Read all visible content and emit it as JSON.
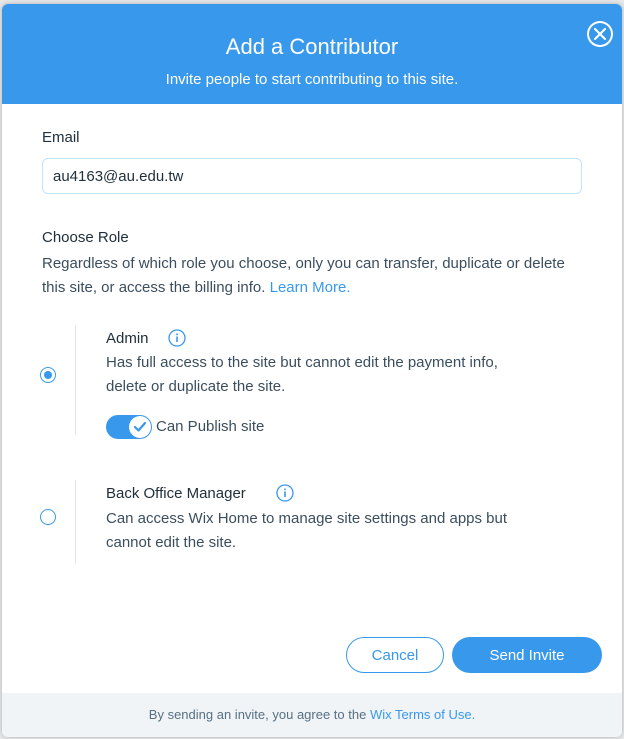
{
  "dialog": {
    "title": "Add a Contributor",
    "subtitle": "Invite people to start contributing to this site.",
    "close_icon": "close-icon"
  },
  "email": {
    "label": "Email",
    "value": "au4163@au.edu.tw"
  },
  "role": {
    "heading": "Choose Role",
    "description": "Regardless of which role you choose, only you can transfer, duplicate or delete this site, or access the billing info.",
    "learn_more": "Learn More."
  },
  "roles": [
    {
      "name": "Admin",
      "description": "Has full access to the site but cannot edit the payment info, delete or duplicate the site.",
      "selected": true,
      "toggle_label": "Can Publish site",
      "toggle_on": true
    },
    {
      "name": "Back Office Manager",
      "description": "Can access Wix Home to manage site settings and apps but cannot edit the site.",
      "selected": false
    }
  ],
  "buttons": {
    "cancel": "Cancel",
    "send": "Send Invite"
  },
  "footer": {
    "text": "By sending an invite, you agree to the",
    "link": "Wix Terms of Use."
  },
  "colors": {
    "accent": "#3899ec",
    "footer_bg": "#f0f4f7"
  }
}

• Task to carry out: Copy every line of the listing that contains the word "duplicate".

• Complete answer:
    "description": "Regardless of which role you choose, only you can transfer, duplicate or delete this site, or access the billing info.",
      "description": "Has full access to the site but cannot edit the payment info, delete or duplicate the site.",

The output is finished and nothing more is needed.